-- TEXT SHOWN follows --

Microsoft hosted about 200 development-focused partner companies in Redmond for product briefings, NDA and otherwise, this week. Attendees included members of the Visual Studio Integration Partner Program (VSIP) and Microsoft Partner Network members in the Application Lifecycle Management competency.

The major piece of public news was the immediate availability of Visual Studio LightSwitch Beta 2. My colleague Michael Desmond has details on all the bells and whistles in the new beta here.

LightSwitch is new territory for Microsoft. Here's how Desmond described it:

"VS LightSwitch is aimed at business analysts and power users who often create ad hoc business logic in applications like FileMaker Pro or Microsoft Excel and Access. Based on Visual Studio, LightSwitch offers a visual, wizard-driven user interface that allows business users to craft true, .NET-based applications with rich data bindings. Unlike ad hoc development, the .NET code produced by LightSwitch can be seamlessly imported into Visual Studio for professional developers to inspect, edit and extend."

The open question is whether this group of development-focused partners, or any existing group of Microsoft partners, is the right set to explain the value of this particular product to customers.

Dave Mendlen, senior director of developer marketing at Microsoft, says of LightSwitch, "The reality is, it's a different muscle for us."

While Microsoft's developer tools marketers are accustomed to talking to professional developers, enterprise developers, testers, database professionals and project managers, they'll have to learn to engage business analysts and power users for LightSwitch to succeed.

"We're having to partner up with our friends over in the Office organization [on] how best to engage this kind of person," Mendlen said. "We're in the middle of that learning right now. Obviously, talking to these partners is a critical first step."

Mendlen contends that many of the same companies that found opportunities in extending Visual Basic for software developer customers will find analogous opportunities to extend LightSwitch for power users.

"My sense is that this ecosystem is going to look at this and say, 'We have a whole new audience. We have to think about this a very different way,'" he said.

Partners will have to get away from selling custom controls for a LightSwitch audience and move up the chain to offer entire objects, such as a business subsystem for credit card processing.

"I think we're going to see this shift from subatomic particles to a coarser-grained object. I think that's where we're going to evolve to with LightSwitch," Mendlen said.

-- TEXT SHOWN concluded --
-- DATASET ENTRIES follows --

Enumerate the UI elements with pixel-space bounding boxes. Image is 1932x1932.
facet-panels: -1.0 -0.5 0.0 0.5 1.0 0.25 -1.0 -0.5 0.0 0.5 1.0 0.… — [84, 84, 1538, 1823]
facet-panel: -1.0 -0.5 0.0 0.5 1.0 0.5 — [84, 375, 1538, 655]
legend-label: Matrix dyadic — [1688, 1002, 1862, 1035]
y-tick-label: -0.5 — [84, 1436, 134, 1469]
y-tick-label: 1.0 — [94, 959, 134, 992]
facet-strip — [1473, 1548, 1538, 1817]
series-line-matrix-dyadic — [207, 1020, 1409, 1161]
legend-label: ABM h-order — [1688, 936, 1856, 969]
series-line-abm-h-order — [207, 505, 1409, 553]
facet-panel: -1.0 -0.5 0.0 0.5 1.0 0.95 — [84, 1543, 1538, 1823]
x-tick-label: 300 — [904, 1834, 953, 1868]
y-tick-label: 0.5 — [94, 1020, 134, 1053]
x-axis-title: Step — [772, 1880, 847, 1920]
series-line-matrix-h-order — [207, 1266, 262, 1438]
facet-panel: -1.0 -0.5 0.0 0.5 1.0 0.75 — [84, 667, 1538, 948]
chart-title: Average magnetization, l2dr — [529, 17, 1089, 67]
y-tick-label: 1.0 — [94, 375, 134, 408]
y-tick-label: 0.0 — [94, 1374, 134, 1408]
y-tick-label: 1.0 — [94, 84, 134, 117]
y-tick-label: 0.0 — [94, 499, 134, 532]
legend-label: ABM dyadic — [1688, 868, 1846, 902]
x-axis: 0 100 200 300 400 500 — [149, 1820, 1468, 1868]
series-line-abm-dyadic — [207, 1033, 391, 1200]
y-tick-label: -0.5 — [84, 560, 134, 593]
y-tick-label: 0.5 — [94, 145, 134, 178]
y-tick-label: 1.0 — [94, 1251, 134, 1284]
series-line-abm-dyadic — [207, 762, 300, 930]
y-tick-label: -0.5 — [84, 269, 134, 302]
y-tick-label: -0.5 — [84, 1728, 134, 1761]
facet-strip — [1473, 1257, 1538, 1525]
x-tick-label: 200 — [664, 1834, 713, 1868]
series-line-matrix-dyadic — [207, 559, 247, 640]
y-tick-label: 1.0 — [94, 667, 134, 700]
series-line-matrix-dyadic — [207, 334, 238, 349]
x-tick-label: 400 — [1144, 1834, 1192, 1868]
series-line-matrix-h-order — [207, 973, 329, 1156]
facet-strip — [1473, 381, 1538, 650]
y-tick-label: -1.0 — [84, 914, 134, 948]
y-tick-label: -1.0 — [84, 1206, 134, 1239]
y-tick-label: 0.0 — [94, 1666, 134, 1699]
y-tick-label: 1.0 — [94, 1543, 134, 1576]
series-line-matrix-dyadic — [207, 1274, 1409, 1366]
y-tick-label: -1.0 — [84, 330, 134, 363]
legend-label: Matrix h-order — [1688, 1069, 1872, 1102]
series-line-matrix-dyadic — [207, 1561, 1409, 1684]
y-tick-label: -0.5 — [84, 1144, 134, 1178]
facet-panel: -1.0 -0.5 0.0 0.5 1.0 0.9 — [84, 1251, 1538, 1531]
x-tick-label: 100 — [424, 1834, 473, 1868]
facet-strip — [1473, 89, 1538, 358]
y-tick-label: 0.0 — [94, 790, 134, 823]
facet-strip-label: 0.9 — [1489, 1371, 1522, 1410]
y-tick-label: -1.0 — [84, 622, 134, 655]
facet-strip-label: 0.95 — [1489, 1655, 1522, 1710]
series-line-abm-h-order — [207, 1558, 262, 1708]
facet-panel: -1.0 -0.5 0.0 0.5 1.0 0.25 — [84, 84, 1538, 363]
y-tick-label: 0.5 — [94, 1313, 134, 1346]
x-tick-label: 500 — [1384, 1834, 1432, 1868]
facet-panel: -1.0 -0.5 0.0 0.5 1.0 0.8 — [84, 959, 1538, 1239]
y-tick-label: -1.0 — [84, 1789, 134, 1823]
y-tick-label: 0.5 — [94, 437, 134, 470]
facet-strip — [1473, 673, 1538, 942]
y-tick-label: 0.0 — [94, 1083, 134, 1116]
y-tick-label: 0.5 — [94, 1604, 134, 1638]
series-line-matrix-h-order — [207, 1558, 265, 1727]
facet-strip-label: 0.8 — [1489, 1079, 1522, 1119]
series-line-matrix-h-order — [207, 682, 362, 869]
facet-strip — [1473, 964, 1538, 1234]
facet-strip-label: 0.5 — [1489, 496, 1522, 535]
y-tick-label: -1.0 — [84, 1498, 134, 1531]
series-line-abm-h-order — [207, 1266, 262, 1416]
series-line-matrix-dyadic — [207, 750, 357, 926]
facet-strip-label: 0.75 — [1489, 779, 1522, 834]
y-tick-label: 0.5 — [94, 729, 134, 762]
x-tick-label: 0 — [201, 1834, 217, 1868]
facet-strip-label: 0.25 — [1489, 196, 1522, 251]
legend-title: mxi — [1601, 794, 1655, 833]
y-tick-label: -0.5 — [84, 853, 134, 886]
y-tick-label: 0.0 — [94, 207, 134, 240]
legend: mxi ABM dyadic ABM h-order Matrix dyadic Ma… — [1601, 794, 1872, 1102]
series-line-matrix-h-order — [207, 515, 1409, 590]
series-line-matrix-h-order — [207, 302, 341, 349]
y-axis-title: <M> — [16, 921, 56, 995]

-- DATASET ENTRIES concluded --

TASK ITEM A:
Answer these questions from the LightSwitch article:
(i) About how many partner companies did Microsoft host in Redmond this week?
(ii) What is Dave Mendlen's title at Microsoft?
(iii) Which Microsoft organization does Mendlen say his group is partnering with to learn how to engage business analysts and power users?
TASK ITEM B:
Please echo the LightSwitch article word for word, starting with "The open question" and going on through "product to customers.".

EXERCISE OUTPUT A:
(i) About 200.
(ii) Senior director of developer marketing.
(iii) The Office organization.

EXERCISE OUTPUT B:
The open question is whether this group of development-focused partners, or any existing group of Microsoft partners, is the right set to explain the value of this particular product to customers.